<<<<
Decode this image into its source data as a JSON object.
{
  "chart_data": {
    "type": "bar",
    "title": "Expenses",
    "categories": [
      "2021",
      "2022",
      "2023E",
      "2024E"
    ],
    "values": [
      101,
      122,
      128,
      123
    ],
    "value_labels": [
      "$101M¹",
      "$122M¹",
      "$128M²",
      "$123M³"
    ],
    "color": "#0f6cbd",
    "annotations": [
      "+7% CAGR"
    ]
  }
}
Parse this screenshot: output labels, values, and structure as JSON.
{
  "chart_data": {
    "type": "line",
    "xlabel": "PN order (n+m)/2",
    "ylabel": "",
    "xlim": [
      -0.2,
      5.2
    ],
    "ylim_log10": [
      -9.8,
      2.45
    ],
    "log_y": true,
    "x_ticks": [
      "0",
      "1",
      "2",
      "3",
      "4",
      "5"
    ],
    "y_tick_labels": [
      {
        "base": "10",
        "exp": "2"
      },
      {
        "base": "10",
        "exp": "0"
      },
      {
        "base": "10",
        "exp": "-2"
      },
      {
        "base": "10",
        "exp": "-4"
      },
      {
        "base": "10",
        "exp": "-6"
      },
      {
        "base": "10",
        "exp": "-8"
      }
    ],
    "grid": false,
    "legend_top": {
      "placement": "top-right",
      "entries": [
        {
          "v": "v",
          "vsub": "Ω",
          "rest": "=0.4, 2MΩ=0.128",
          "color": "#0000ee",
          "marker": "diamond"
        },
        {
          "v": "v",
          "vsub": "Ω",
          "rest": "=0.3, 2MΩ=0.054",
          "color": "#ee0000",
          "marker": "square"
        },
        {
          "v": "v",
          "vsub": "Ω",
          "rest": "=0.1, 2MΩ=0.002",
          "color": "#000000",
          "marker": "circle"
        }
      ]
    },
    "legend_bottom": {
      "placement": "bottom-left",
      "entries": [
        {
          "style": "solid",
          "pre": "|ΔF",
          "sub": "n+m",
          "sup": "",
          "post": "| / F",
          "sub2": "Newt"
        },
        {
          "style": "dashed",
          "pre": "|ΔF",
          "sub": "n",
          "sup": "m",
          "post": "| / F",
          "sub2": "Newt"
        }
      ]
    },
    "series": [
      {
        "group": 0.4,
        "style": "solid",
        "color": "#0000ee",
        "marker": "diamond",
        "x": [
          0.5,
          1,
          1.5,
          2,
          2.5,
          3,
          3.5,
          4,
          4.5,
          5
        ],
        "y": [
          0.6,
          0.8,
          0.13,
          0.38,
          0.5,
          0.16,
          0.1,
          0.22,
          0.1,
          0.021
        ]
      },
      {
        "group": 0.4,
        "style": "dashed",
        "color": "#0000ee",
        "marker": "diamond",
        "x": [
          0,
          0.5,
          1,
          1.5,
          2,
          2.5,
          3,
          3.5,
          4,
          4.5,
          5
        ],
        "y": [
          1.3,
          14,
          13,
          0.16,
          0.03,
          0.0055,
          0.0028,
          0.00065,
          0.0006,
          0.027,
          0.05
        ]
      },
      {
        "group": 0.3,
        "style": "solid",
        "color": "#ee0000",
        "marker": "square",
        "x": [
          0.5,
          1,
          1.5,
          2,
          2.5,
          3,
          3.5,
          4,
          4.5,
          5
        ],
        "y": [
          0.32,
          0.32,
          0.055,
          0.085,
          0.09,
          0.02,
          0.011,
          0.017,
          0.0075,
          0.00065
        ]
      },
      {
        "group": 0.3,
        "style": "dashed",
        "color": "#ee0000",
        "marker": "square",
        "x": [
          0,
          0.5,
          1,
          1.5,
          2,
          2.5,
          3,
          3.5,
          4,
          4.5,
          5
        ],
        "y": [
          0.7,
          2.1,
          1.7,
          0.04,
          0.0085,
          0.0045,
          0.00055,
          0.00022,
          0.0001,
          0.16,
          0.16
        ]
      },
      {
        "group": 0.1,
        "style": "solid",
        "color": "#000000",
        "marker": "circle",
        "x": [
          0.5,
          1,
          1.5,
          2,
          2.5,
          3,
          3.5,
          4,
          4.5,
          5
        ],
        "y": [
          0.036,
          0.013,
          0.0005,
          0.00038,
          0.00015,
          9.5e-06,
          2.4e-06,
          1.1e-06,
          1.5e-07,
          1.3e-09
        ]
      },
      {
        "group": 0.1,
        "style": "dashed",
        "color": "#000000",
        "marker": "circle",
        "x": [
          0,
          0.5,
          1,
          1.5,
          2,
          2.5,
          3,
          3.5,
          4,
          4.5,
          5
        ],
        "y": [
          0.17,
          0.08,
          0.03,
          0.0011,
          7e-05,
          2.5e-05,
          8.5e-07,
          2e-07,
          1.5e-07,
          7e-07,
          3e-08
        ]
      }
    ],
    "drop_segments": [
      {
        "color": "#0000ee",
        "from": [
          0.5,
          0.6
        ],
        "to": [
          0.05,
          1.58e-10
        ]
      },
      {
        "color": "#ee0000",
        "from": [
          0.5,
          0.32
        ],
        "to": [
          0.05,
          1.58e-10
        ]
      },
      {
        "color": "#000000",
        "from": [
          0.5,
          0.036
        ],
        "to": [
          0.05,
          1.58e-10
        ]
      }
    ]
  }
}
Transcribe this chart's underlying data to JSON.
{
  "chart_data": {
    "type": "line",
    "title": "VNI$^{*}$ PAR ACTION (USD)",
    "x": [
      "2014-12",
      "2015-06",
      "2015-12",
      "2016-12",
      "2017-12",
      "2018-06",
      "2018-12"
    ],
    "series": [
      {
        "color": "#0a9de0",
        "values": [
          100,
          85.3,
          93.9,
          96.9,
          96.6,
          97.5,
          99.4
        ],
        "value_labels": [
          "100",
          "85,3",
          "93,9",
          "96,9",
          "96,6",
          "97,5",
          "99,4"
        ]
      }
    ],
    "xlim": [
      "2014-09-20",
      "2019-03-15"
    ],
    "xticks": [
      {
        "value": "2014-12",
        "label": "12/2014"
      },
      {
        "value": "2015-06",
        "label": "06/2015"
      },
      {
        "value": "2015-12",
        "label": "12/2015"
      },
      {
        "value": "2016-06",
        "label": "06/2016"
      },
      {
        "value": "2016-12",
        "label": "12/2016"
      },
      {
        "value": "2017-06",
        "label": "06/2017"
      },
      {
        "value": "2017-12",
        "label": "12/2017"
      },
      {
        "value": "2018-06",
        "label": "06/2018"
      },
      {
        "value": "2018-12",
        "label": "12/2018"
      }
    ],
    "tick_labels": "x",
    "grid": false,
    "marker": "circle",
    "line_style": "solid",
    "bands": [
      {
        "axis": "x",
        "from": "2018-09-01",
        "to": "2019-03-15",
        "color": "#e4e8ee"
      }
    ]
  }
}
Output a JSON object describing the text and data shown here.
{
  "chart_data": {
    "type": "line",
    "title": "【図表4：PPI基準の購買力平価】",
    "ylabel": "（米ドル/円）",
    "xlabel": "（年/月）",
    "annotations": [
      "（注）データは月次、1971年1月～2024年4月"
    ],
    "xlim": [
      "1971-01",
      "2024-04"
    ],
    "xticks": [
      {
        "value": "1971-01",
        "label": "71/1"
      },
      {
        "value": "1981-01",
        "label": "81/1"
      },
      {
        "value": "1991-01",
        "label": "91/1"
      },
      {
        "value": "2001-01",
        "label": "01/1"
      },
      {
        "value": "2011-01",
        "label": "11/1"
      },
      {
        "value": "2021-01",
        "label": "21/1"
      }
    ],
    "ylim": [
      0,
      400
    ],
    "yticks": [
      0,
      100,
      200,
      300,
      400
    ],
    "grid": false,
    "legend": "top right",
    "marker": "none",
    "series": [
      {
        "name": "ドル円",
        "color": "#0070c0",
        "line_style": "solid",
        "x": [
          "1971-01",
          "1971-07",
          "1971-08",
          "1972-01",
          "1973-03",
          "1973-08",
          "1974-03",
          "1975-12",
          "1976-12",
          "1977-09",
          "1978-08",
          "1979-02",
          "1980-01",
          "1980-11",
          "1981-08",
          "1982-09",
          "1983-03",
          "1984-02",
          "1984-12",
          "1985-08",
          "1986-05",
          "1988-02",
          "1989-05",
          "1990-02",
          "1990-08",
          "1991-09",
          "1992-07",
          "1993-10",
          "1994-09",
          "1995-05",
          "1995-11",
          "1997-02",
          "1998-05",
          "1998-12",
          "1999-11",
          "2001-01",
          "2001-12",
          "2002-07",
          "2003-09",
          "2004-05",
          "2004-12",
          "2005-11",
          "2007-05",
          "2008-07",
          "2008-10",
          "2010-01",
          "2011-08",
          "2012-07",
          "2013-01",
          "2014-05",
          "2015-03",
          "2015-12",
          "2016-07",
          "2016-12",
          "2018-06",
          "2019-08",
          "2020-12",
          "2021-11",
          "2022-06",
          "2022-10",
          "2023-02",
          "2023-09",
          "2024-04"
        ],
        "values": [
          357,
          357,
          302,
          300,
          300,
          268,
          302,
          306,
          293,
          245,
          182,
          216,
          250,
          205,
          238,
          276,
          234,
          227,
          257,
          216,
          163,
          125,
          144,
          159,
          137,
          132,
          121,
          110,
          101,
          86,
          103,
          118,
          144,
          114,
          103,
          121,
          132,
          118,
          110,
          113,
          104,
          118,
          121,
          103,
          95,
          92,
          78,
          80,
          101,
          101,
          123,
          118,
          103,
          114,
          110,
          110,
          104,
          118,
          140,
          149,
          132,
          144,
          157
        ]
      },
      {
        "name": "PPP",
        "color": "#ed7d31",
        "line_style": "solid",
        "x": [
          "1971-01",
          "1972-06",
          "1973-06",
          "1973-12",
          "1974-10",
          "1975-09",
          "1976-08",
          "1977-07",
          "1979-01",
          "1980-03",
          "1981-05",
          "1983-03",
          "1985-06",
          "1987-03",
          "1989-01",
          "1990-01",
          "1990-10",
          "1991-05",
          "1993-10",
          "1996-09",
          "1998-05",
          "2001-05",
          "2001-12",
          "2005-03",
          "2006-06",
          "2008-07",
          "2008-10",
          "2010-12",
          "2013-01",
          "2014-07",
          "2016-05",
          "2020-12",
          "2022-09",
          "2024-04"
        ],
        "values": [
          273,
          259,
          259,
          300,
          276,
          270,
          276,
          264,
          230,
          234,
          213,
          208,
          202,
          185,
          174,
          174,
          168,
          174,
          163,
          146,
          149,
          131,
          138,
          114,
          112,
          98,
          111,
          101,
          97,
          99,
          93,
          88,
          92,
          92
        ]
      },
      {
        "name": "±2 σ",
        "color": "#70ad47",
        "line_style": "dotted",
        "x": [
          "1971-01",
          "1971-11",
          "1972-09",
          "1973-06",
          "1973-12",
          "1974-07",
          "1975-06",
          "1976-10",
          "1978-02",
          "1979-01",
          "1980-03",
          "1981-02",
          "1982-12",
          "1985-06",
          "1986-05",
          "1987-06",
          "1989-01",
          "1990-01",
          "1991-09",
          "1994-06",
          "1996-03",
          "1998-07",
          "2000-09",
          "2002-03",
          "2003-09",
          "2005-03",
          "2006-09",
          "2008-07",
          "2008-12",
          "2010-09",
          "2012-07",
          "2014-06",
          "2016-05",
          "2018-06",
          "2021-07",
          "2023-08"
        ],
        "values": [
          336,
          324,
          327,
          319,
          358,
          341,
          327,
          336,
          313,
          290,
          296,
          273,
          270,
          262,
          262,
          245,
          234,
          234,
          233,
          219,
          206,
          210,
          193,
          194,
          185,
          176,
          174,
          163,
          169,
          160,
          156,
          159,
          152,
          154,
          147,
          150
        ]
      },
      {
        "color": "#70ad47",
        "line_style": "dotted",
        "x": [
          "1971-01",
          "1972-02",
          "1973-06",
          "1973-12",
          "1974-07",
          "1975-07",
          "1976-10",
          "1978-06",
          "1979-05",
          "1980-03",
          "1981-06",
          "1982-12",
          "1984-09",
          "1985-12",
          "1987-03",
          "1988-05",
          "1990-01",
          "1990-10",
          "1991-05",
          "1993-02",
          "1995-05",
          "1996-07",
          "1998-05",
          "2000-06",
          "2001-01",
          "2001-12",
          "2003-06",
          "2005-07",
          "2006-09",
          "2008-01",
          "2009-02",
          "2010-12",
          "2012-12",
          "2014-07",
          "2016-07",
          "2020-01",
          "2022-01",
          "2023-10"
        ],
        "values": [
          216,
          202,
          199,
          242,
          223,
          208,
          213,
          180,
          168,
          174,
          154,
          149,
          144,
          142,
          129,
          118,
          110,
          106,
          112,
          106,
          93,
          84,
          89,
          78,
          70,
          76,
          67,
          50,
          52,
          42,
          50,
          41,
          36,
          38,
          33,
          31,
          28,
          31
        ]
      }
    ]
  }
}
>>>>
- REQUIRED TASK: Scan the records above for the string "placement", then report every line that contains it.

- RESPONSE TO THIS TASK:
      "placement": "top-right",
      "placement": "bottom-left",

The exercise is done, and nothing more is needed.